§ Your objective
Take every line that has the string "icon" and copy it out.

[Supplied information start]

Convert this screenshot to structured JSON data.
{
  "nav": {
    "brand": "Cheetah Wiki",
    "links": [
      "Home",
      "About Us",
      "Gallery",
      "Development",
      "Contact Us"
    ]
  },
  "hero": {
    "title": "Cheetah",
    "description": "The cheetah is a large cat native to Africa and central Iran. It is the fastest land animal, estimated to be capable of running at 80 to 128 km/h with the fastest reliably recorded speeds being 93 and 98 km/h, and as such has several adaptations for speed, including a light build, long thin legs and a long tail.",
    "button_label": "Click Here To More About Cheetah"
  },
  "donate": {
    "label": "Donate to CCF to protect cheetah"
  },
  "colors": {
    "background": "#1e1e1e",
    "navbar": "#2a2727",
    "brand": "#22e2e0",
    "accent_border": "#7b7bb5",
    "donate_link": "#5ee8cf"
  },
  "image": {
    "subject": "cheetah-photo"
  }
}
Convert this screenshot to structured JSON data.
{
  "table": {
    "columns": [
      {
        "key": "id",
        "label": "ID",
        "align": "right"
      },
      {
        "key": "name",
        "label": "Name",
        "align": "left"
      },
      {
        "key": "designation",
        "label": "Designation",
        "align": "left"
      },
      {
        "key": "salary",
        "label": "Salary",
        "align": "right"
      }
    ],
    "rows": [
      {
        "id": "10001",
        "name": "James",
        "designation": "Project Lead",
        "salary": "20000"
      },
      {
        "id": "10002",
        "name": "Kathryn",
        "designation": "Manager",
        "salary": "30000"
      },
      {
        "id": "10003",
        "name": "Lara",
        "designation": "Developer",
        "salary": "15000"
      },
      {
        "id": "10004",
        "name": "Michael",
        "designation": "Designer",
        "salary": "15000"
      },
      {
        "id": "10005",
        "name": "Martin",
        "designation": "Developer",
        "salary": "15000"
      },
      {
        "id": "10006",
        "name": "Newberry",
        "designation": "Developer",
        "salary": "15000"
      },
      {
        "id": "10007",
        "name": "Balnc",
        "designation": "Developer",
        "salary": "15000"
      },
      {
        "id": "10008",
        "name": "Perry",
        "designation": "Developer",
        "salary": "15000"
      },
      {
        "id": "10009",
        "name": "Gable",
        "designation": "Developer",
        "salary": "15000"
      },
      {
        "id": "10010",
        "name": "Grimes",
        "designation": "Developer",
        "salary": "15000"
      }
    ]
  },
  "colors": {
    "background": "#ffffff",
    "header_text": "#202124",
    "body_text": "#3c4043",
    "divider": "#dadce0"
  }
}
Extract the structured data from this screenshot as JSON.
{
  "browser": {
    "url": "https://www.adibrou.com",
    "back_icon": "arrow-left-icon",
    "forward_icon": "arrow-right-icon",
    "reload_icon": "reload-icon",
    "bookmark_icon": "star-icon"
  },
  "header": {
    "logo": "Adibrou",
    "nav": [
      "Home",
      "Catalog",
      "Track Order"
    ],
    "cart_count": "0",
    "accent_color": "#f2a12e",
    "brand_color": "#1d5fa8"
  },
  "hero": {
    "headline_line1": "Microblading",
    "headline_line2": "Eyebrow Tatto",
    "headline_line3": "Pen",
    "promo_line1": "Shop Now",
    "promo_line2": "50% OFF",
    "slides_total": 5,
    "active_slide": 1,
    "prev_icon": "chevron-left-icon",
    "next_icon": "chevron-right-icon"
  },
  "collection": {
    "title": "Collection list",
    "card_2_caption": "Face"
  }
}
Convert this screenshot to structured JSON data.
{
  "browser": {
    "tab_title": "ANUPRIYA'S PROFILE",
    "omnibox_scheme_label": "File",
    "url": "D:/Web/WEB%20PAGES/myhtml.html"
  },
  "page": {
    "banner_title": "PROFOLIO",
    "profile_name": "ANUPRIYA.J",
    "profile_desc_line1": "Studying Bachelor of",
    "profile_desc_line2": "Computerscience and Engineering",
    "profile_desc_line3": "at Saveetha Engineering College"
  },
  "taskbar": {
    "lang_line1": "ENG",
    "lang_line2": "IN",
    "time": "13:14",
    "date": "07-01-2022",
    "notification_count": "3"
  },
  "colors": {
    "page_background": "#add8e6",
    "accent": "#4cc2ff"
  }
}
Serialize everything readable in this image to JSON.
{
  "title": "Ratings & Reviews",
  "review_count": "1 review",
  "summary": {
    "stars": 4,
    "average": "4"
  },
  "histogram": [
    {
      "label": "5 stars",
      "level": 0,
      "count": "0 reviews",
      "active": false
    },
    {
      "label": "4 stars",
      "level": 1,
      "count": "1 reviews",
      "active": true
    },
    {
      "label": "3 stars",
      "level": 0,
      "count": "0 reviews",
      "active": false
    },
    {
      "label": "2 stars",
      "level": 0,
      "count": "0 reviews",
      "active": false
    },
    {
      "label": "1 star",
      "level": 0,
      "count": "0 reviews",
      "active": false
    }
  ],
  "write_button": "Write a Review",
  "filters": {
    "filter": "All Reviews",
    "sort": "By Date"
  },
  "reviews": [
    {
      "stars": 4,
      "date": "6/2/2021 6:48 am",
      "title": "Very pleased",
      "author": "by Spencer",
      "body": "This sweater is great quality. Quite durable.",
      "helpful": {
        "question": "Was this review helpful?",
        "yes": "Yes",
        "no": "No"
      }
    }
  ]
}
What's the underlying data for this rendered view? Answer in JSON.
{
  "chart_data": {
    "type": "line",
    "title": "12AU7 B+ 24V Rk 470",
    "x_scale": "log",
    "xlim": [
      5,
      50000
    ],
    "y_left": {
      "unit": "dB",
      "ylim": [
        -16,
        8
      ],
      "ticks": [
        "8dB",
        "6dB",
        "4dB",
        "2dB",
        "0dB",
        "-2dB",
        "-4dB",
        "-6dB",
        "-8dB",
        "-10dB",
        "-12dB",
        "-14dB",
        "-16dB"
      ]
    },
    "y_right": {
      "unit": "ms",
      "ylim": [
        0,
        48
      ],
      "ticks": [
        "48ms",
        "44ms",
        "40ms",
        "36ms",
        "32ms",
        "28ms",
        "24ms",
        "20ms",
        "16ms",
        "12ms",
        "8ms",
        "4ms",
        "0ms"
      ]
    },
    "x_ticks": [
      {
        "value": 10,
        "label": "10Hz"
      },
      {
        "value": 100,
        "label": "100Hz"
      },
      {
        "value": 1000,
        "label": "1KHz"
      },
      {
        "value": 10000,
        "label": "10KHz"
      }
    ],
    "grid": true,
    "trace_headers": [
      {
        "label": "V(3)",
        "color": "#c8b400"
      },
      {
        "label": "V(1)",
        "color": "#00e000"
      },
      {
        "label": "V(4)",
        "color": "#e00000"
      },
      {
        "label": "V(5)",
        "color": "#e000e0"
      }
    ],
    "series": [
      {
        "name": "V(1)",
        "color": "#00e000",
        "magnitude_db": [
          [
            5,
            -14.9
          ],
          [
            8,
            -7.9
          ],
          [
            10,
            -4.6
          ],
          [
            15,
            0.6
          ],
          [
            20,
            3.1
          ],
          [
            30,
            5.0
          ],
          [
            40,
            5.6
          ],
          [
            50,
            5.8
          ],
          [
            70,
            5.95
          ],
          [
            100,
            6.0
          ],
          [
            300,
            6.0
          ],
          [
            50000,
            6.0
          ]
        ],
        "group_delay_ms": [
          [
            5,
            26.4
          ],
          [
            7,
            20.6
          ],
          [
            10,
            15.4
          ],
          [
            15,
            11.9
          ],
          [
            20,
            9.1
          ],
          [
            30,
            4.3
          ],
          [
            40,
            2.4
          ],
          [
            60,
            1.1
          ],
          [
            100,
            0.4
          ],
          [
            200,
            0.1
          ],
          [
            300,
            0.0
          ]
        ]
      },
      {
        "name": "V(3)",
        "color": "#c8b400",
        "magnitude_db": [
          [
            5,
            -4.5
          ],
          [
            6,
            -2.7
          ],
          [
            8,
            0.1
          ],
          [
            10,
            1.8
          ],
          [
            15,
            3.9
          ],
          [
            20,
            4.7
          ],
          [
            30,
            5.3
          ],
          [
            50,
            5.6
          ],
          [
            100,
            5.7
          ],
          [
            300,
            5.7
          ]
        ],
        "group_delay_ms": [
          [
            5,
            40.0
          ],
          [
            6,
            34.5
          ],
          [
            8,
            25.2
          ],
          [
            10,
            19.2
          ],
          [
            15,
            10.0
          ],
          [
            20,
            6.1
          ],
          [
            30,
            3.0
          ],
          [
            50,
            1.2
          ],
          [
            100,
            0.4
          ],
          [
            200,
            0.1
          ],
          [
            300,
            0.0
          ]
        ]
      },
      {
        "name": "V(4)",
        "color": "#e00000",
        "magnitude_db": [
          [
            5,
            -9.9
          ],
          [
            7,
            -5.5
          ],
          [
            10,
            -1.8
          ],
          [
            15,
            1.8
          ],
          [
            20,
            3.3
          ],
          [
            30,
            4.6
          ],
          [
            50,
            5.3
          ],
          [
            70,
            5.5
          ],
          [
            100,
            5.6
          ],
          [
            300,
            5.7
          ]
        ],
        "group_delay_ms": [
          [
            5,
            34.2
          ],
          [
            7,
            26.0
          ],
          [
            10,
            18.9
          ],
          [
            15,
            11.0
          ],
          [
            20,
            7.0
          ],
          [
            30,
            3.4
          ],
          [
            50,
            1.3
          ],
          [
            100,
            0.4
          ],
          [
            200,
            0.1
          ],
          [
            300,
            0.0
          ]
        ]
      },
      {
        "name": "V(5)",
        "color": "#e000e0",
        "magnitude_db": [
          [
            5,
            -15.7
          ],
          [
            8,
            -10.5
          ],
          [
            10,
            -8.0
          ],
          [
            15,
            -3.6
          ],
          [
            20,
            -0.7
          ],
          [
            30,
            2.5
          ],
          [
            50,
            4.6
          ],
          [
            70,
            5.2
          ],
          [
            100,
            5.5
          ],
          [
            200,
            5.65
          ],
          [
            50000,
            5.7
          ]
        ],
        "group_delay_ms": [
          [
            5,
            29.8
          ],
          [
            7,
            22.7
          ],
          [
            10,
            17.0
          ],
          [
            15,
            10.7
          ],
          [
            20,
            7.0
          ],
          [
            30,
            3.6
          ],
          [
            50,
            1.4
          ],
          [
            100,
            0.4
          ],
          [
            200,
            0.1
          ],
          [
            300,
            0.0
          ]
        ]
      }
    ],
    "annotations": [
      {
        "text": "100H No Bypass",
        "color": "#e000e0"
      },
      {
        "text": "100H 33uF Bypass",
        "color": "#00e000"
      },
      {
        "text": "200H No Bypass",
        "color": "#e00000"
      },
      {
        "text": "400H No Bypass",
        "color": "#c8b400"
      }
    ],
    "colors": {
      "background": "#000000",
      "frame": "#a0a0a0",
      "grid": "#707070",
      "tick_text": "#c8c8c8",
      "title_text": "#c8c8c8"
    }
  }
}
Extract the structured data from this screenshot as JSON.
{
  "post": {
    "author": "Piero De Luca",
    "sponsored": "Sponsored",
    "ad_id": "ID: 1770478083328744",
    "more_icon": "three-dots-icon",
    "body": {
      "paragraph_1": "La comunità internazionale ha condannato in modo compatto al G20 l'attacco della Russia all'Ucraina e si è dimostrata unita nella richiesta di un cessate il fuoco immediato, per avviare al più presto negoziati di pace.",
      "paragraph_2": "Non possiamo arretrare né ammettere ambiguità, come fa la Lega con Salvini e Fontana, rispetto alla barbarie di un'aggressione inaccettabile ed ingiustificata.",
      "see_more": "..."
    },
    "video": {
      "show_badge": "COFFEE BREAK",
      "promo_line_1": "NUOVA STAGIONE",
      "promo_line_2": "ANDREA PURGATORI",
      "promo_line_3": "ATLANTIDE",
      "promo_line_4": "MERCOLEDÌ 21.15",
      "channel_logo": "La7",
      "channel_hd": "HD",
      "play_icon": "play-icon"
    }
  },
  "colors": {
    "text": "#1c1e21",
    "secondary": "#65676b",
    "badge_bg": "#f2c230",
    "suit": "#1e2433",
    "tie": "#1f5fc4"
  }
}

[Supplied information end]

§ Complete response
    "back_icon": "arrow-left-icon",
    "forward_icon": "arrow-right-icon",
    "reload_icon": "reload-icon",
    "bookmark_icon": "star-icon"
    "prev_icon": "chevron-left-icon",
    "next_icon": "chevron-right-icon"
    "more_icon": "three-dots-icon",
      "play_icon": "play-icon"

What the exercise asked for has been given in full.